● Written exercise: Filter the lines below, copying only those with the string "是时间间隔".

● Provided data:
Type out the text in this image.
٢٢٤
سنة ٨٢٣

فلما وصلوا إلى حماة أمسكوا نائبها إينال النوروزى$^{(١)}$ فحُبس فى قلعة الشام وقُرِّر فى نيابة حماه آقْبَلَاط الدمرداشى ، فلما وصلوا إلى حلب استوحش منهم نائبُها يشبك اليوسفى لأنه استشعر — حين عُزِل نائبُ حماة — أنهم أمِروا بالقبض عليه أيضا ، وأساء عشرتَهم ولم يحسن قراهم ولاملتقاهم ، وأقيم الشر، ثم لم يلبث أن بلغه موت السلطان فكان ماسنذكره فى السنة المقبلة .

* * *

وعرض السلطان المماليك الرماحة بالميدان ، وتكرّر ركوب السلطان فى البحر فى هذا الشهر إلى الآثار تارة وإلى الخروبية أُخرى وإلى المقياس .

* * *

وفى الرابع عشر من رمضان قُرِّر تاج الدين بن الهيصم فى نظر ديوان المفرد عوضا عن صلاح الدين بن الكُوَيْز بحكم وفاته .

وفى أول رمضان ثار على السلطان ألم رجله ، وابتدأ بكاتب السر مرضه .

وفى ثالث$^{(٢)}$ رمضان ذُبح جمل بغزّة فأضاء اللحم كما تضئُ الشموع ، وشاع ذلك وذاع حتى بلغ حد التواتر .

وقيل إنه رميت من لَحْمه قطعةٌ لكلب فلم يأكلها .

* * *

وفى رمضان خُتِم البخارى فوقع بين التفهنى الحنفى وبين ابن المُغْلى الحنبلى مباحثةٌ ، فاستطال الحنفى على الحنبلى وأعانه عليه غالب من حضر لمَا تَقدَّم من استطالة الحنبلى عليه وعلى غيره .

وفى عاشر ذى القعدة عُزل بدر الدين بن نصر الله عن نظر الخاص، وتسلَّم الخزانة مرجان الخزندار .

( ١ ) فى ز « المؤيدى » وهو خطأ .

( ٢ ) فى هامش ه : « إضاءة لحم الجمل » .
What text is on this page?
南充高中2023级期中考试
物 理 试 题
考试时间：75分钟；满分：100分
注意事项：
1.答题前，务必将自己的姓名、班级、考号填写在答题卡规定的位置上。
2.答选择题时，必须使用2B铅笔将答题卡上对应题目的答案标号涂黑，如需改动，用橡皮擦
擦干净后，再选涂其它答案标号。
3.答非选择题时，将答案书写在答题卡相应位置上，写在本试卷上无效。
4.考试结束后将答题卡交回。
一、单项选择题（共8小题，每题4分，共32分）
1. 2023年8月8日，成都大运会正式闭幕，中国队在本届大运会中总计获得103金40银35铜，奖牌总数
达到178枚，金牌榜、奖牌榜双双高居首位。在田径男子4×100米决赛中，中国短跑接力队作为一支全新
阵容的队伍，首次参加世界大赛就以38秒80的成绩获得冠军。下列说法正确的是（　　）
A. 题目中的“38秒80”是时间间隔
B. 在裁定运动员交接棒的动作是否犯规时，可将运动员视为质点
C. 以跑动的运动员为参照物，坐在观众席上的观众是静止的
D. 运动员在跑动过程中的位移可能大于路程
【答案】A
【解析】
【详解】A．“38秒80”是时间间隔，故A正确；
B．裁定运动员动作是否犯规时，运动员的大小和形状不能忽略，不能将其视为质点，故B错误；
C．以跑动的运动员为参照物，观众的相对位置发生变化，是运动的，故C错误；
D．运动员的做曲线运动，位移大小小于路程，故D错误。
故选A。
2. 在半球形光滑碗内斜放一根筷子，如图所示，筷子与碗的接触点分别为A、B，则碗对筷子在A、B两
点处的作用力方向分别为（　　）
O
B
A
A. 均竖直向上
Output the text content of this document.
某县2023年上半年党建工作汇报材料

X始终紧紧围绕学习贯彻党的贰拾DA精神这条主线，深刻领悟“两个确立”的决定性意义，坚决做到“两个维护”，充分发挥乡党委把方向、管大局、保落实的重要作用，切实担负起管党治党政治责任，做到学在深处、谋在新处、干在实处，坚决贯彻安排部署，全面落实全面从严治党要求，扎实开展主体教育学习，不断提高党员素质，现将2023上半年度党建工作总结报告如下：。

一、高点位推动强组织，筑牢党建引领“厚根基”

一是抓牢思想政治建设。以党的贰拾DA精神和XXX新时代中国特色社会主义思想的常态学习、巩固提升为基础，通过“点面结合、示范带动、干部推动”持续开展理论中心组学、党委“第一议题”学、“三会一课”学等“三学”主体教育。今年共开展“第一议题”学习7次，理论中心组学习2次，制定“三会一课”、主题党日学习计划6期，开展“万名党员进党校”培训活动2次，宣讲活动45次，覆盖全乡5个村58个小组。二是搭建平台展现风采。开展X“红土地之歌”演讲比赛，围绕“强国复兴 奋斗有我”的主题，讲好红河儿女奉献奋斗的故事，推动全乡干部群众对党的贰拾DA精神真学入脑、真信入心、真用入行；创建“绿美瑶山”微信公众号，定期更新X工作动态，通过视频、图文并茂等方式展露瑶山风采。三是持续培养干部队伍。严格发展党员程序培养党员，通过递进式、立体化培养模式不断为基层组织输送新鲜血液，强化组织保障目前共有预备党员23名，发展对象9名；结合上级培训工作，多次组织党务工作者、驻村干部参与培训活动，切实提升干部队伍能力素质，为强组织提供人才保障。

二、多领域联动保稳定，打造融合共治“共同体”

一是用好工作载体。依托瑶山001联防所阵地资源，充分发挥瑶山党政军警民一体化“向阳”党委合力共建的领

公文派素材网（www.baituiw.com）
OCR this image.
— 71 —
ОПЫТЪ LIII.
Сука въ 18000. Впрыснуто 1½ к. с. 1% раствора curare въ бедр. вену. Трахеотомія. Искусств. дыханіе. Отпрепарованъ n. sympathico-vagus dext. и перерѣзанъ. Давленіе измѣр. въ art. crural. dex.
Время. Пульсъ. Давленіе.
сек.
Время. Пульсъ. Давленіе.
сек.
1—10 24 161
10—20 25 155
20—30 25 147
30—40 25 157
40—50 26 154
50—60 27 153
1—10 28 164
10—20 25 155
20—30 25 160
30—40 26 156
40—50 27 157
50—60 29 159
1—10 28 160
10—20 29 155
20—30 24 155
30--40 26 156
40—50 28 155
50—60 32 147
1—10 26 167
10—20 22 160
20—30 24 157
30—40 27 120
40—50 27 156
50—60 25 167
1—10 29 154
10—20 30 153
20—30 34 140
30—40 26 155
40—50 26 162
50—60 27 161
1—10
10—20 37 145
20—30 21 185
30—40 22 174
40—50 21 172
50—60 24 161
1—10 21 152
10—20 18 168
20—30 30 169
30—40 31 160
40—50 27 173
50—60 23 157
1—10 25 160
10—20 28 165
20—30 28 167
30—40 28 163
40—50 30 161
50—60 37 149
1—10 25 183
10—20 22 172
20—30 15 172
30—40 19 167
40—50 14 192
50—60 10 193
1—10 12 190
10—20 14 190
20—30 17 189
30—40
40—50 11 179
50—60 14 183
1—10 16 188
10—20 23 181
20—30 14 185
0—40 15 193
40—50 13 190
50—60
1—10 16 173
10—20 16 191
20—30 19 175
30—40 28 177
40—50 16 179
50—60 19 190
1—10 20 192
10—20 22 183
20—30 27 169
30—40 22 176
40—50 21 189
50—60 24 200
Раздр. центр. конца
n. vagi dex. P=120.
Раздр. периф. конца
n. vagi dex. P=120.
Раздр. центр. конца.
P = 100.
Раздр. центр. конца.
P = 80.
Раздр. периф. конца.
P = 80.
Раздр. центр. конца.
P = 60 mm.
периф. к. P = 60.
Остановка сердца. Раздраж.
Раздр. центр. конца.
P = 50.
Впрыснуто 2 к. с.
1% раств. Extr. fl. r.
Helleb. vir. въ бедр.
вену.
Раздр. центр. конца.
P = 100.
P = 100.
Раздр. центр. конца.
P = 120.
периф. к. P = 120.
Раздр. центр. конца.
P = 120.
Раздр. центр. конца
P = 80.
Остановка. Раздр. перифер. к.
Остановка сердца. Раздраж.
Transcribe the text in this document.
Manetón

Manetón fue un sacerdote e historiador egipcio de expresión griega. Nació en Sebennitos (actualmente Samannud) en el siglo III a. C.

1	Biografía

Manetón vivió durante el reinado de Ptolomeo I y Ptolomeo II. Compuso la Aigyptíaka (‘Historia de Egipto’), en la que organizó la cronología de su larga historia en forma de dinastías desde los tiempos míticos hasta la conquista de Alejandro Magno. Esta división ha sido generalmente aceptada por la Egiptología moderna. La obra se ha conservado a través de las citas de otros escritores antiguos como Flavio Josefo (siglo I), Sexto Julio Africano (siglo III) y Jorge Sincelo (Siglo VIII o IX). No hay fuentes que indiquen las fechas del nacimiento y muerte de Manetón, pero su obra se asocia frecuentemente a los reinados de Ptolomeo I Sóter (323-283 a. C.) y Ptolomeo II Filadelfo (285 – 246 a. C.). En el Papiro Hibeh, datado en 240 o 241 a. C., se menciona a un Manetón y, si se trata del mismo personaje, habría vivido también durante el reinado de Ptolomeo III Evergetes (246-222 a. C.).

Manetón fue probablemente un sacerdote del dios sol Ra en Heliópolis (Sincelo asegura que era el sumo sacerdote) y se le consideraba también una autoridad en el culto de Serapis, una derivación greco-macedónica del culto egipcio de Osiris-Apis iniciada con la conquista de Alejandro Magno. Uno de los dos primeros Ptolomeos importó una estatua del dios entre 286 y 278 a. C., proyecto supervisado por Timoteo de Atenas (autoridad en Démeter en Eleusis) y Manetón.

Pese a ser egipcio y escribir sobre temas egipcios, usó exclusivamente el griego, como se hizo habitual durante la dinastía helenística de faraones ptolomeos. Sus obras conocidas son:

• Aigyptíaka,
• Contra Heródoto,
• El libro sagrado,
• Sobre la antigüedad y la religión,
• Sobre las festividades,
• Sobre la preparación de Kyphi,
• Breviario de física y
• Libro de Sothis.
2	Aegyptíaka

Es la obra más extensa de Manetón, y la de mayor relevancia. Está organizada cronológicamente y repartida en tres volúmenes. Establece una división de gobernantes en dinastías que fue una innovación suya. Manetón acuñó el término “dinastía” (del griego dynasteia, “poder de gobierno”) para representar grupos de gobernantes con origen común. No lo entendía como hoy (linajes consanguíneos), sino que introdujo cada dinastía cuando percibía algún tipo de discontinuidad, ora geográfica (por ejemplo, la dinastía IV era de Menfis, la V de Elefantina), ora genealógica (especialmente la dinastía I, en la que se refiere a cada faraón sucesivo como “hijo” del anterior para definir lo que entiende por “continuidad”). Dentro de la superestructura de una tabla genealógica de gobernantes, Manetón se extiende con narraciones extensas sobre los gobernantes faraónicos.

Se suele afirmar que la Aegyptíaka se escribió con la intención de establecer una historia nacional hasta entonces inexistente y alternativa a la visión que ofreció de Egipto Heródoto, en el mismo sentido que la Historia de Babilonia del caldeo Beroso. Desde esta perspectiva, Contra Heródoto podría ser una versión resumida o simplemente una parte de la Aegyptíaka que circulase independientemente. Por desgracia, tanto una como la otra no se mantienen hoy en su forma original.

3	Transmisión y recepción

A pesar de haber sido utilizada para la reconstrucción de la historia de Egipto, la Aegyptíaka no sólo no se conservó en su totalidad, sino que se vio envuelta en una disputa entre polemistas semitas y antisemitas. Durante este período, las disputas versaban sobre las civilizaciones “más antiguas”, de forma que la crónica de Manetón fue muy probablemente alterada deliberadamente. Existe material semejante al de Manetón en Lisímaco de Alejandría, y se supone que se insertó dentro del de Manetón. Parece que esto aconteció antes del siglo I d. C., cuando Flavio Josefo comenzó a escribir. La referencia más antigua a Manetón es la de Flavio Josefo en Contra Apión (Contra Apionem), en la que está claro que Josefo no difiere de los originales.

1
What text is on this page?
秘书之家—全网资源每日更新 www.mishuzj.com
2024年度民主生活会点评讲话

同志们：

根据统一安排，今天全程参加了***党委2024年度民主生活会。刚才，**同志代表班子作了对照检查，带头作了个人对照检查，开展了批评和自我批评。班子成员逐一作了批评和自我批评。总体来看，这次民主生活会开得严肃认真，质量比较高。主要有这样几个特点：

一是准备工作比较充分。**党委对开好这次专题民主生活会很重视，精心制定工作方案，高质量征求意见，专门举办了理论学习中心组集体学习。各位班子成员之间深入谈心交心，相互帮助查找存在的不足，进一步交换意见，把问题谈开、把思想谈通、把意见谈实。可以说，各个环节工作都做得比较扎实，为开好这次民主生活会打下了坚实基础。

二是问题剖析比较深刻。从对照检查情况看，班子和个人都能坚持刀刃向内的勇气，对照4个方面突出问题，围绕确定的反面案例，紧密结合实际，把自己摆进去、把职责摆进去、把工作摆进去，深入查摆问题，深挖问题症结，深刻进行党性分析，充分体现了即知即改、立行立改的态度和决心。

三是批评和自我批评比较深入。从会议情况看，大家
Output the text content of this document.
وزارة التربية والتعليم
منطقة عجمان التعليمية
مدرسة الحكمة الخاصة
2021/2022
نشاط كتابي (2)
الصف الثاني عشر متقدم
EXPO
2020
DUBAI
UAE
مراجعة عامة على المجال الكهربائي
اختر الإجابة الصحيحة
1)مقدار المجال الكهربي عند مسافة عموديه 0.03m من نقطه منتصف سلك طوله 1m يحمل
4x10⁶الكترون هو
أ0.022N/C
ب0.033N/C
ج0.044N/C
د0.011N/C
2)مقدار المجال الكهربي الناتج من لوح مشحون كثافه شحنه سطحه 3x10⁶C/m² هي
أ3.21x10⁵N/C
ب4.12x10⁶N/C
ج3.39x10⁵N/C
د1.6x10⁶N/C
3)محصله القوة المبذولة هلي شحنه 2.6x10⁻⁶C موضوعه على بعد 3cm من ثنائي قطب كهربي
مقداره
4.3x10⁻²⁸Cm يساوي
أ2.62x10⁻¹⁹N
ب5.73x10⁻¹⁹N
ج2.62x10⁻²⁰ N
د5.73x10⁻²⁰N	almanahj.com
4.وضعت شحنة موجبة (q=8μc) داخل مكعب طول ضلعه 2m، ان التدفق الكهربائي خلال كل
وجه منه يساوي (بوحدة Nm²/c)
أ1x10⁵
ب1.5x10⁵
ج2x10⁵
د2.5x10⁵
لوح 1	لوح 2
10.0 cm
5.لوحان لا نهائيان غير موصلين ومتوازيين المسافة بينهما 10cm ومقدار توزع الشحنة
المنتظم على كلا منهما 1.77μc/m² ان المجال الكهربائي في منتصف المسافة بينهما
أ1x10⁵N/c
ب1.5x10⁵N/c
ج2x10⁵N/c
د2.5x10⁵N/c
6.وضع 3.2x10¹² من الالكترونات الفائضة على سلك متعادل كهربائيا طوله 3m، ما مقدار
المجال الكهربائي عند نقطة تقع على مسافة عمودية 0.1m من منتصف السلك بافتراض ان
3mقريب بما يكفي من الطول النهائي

● Exercise solution:
A. 题目中的“38秒80”是时间间隔
【详解】A．“38秒80”是时间间隔，故A正确；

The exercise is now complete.